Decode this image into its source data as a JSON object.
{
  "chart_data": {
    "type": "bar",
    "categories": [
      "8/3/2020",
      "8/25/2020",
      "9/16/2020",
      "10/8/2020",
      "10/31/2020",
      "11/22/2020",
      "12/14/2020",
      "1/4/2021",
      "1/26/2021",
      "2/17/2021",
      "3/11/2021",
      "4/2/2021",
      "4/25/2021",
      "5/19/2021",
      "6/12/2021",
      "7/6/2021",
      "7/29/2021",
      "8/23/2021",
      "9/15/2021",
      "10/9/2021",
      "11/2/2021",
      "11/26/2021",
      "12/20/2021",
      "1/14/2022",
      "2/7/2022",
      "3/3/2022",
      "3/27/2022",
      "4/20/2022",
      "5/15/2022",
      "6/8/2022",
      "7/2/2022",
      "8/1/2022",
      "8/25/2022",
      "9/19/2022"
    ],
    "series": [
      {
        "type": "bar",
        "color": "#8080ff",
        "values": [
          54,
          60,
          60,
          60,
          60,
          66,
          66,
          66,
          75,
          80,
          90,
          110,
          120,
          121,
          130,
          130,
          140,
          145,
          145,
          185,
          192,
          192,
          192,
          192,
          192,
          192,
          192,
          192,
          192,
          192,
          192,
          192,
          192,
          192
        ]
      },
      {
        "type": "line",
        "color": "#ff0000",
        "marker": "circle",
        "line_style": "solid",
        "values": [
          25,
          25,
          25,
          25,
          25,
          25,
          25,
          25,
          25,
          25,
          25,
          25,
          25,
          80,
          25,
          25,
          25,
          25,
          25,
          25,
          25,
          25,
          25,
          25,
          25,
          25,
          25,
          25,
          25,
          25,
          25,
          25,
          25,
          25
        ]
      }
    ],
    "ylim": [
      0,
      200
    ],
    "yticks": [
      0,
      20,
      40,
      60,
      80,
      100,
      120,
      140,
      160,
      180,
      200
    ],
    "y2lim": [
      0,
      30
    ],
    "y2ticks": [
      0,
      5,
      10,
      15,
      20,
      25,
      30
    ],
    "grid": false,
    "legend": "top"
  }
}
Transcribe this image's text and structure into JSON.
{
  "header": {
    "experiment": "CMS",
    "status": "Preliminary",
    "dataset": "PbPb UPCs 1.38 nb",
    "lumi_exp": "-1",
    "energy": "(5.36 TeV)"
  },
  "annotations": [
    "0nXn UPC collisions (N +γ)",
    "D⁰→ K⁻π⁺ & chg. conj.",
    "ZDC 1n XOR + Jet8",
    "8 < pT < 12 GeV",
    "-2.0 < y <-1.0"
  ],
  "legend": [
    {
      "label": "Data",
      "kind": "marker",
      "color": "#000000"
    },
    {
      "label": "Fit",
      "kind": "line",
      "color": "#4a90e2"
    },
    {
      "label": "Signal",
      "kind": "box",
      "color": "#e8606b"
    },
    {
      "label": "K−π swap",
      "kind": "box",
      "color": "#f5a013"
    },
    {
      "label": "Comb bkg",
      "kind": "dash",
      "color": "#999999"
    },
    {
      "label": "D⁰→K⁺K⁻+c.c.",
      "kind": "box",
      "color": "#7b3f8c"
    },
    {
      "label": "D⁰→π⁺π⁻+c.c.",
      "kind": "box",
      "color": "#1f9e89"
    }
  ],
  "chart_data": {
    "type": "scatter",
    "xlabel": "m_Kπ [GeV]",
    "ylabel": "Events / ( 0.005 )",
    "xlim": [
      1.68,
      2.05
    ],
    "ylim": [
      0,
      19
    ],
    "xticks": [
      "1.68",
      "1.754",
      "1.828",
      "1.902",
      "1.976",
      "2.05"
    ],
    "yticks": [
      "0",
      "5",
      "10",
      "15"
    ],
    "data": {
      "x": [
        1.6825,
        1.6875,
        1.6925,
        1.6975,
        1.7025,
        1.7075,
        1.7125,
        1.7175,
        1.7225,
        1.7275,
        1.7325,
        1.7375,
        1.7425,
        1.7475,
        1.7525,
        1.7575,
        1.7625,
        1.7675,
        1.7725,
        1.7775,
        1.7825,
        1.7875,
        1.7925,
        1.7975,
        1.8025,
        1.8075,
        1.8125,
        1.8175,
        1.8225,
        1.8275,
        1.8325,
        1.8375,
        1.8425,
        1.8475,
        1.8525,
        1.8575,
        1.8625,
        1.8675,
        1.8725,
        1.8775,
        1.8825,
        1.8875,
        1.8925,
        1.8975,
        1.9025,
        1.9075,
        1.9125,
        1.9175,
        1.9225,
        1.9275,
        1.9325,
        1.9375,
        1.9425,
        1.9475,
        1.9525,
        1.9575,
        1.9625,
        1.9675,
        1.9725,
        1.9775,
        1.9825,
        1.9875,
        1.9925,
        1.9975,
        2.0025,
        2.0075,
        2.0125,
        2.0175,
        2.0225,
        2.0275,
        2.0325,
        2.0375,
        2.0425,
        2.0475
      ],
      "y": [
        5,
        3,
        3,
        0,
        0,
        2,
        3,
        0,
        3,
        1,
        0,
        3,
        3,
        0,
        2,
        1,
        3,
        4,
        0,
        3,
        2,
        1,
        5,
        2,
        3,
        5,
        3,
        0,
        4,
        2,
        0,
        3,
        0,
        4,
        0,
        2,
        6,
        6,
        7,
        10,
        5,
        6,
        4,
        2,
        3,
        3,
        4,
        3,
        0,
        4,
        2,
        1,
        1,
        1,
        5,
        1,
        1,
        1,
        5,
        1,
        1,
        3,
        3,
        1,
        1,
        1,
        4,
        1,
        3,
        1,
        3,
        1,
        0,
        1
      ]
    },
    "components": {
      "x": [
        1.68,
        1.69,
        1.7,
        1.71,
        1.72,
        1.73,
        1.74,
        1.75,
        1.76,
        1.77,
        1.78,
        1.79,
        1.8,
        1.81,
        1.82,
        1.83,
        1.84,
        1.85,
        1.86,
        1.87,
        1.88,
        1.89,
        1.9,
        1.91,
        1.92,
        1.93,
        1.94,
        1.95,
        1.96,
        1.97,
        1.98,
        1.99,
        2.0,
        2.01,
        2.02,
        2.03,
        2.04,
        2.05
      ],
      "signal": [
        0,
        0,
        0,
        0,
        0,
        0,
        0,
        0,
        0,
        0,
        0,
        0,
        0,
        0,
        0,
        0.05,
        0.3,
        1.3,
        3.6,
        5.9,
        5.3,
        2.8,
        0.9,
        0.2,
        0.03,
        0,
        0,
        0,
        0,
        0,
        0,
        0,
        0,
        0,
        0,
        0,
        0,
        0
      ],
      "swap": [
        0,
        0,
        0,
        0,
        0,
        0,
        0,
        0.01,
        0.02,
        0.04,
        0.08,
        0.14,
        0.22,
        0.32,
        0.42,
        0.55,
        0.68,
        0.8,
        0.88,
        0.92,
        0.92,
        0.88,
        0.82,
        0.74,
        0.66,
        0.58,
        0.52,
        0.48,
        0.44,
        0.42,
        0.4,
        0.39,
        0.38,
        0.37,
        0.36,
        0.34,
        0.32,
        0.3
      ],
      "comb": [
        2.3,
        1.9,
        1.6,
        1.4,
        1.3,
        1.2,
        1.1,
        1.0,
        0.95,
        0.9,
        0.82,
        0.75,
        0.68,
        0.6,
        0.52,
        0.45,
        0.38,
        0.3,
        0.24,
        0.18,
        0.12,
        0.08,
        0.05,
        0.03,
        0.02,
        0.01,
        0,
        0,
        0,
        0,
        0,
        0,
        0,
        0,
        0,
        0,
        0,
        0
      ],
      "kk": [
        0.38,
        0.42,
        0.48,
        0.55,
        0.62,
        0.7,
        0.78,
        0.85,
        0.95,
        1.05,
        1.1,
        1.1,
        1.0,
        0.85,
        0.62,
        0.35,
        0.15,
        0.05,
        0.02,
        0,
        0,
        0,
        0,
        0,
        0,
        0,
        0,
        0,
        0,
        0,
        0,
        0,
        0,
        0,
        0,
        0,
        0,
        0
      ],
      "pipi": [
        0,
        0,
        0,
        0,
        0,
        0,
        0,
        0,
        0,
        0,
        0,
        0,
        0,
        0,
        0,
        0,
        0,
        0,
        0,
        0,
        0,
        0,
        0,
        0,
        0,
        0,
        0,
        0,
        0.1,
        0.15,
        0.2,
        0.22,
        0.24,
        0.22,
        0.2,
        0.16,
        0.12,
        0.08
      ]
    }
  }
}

------------------------------------------------------------

■ **SET PROBLEM**
Filter the entries and copy out every line with the word "into".

■ **OUTPUT BELOW**
Decode this image into its source data as a JSON object.
Transcribe this image's text and structure into JSON.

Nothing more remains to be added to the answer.